Provided passage: Begin
Weakly Supervised Segmentation by Tensorflow.

Overview

Simple-does-it-weakly-supervised-instance-and-semantic-segmentation

There are five weakly supervised networks in Simple Does It: Weakly Supervised Instance and Semantic Segmentation, by Khoreva et al. (CVPR 2017). Respectively, Naive, Box, Box^i, Grabcut+, M∩G+. All of them use cheap-to-generate label, bounding box, during training and don't need other informations except image during testing.

This repo contains a TensorFlow implementation of Grabcut version of semantic segmentation.

My Environment

Environment 1

  • Operating System:
    • Arch Linux 4.15.15-1
  • Memory
    • 64GB
  • CUDA:
    • CUDA V9.0.176
  • CUDNN:
    • CUDNN 7.0.5-2
  • GPU:
    • GTX 1070 8G
  • Nvidia driver:
    • 390.25
  • Python:
    • python 3.6.4
  • Python package:
    • tqdm, bs4, opencv-python, pydensecrf, cython...
  • Tensorflow:
    • tensorflow-gpu 1.5.0

Environment 2

  • Operating System:
    • Ubuntu 16.04
  • Memory
    • 64GB
  • CUDA:
    • CUDA V9.0.176
  • CUDNN:
    • CUDNN 7
  • GPU:
    • GTX 1060 6G
  • Nvidia driver:
    • 390.48
  • Python:
    • python 3.5.2
  • Python package:
    • tqdm, bs4, opencv-python, pydensecrf, cython...
  • Tensorflow:
    • tensorflow-gpu 1.6.0

Downloading the VOC12 dataset

Setup Dataset

My directory structure

./Simple_does_it/
├── Dataset
│   ├── Annotations
│   ├── CRF_masks
│   ├── CRF_pairs
│   ├── Grabcut_inst
│   ├── Grabcut_pairs
│   ├── JPEGImages
│   ├── Pred_masks
│   ├── Pred_pairs
│   ├── SegmentationClass
│   └── Segmentation_label
├── Model
│   ├── Logs
│   └── models
├── Parser_
├── Postprocess
├── Preprocess
└── Util

VOC2012 directory structure

VOCtrainval_11-May-2012
└── VOCdevkit
    └── VOC2012
        ├── Annotations
        ├── ImageSets
        │   ├── Action
        │   ├── Layout
        │   ├── Main
        │   └── Segmentation
        ├── JPEGImages
        ├── SegmentationClass
        └── SegmentationObject
  • Put annotations in 'Annotations'
mv {PATH}/VOCtrainval_11-May-2012/VOCdevkit/VOC2012/Annotations/* {PATH}/Simple_does_it/Dataset/Annotations/ 
  • Put images in 'JPEGImages'
mv {PATH}/VOCtrainval_11-May-2012/VOCdevkit/VOC2012/JPEGImages/* {PATH}/Simple_does_it/Dataset/JPEGImages/
  • Put Ground truth in 'SegmentationClass' for computing mIoU and IoU
mv {PATH}/VOCtrainval_11-May-2012/VOCdevkit/VOC2012/SegmentationClass/* {PATH}/Simple_does_it/Dataset/SegmentationClass/

Demo (See Usage for more details)
Provided passage: End
**Exercise instructions**.
1. In the weakly supervised segmentation page, which GPU does Environment 2 use?
2. Rewrite the part of the weakly supervised segmentation page that opens with the words containing "There are five" and closes with "of semantic segmentation.", changing "bounding box" to "box annotation".
3. Continue the weakly supervised segmentation page from where it stops.
Entries supplied: Begin
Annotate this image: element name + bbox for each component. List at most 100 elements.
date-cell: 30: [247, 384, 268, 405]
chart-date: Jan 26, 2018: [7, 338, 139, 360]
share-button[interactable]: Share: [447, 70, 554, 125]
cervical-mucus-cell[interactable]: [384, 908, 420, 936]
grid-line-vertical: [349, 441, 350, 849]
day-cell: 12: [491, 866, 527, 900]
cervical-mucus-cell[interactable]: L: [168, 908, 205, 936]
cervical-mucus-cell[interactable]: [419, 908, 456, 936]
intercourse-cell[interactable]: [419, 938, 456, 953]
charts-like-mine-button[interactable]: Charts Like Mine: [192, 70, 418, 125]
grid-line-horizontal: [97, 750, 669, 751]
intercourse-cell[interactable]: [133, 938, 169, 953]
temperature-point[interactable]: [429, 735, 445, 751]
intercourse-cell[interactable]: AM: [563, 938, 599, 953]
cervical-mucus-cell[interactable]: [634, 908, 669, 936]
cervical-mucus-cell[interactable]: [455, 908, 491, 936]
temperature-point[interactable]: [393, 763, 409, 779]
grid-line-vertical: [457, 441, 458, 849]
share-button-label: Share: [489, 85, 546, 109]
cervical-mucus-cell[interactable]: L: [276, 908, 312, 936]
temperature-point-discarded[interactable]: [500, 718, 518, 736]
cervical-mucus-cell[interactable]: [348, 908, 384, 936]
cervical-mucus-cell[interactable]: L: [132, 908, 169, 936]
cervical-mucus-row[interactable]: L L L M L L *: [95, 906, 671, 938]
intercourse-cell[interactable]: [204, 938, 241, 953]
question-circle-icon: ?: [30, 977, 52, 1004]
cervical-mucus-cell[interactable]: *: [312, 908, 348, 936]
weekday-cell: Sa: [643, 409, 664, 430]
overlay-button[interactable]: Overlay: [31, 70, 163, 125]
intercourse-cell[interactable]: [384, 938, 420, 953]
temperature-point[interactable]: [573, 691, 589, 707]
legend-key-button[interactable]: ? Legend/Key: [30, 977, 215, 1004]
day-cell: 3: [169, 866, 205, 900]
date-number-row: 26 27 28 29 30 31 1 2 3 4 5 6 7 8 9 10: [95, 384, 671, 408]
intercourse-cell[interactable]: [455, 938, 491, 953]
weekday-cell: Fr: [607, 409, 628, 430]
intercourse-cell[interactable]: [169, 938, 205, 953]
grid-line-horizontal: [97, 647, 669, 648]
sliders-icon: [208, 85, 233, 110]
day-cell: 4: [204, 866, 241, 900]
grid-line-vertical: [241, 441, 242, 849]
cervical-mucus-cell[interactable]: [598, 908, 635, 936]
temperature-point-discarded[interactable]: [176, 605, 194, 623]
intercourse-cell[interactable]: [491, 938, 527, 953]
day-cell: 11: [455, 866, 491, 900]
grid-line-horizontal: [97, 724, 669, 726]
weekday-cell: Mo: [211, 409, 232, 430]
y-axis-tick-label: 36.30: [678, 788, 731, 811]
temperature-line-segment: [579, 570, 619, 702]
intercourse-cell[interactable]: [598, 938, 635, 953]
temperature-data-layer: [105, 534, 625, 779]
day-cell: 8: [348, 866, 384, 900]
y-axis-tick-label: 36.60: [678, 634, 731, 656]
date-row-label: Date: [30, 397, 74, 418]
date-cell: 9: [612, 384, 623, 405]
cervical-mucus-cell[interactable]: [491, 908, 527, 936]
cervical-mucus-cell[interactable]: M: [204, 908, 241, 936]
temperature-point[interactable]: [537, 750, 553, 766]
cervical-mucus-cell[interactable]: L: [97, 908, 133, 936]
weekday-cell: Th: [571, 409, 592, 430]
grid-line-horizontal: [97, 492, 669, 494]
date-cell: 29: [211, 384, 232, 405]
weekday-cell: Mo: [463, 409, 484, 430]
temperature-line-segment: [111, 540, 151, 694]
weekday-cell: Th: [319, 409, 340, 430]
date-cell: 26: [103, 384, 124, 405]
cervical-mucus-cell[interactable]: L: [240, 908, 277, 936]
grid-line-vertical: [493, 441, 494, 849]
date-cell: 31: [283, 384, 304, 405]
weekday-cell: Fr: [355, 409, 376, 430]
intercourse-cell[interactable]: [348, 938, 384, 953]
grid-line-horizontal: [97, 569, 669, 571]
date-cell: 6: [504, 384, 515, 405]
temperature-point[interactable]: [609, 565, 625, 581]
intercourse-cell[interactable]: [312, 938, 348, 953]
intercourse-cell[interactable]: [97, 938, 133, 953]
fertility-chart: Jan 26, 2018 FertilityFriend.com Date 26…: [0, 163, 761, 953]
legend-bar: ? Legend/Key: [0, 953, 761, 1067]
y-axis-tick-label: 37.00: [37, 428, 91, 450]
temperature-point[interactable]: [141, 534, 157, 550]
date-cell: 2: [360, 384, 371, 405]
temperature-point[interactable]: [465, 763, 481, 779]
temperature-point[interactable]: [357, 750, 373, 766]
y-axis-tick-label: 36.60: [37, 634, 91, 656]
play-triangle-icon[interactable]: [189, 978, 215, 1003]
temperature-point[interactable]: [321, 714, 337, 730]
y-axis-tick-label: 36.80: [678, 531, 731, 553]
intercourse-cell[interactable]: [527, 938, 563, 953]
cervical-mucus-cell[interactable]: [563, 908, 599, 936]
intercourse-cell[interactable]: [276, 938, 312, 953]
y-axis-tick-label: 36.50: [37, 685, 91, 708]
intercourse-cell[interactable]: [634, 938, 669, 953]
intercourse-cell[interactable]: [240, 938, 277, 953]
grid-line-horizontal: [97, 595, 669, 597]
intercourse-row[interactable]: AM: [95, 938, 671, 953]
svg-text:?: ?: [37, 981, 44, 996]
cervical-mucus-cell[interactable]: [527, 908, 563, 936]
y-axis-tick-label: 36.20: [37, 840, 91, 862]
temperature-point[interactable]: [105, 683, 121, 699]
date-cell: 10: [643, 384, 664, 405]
Entries supplied: End
**Activity answers**.
1. GTX 1060 6G

2.
There are five weakly supervised networks in Simple Does It: Weakly Supervised Instance and Semantic Segmentation, by Khoreva et al. (CVPR 2017). Respectively, Naive, Box, Box^i, Grabcut+, M∩G+. All of them use cheap-to-generate label, box annotation, during training and don't need other informations except image during testing.

This repo contains a TensorFlow implementation of Grabcut version of semantic segmentation.

3.
Download pretrain model training on VOC12 (train set size: 1464)

  • Pretrain model
    • Move files from VOC12_CKPT to 'models'
  • Run test
    python ./Model/model.py --restore_target 1020
    
  • Run train (See Training for more details)
    python ./Model/model.py --is_train 1 --set_name voc_train.txt --restore_target 1020   
    
  • Performance
set CRF mIoU
train X 64.93%
train O 66.90%
val X 39.03%
val O 42.54%

Download pretrain model training on VOC12 + SBD (train set size: 10582)

  • Pretrain model
    • Move files from VOC12_SBD_CKPT to 'models'
  • Run test
    python ./Model/model.py --restore_target 538
    
  • Run train (See Training for more details)
    python ./Model/model.py --is_train 1 --set_name train.txt --restore_target 538
    
  • Performance
set CRF mIoU
train X 66.87%
train O 68.21%
val X 51.90%
val O 54.52%

Training (See Usage for more details)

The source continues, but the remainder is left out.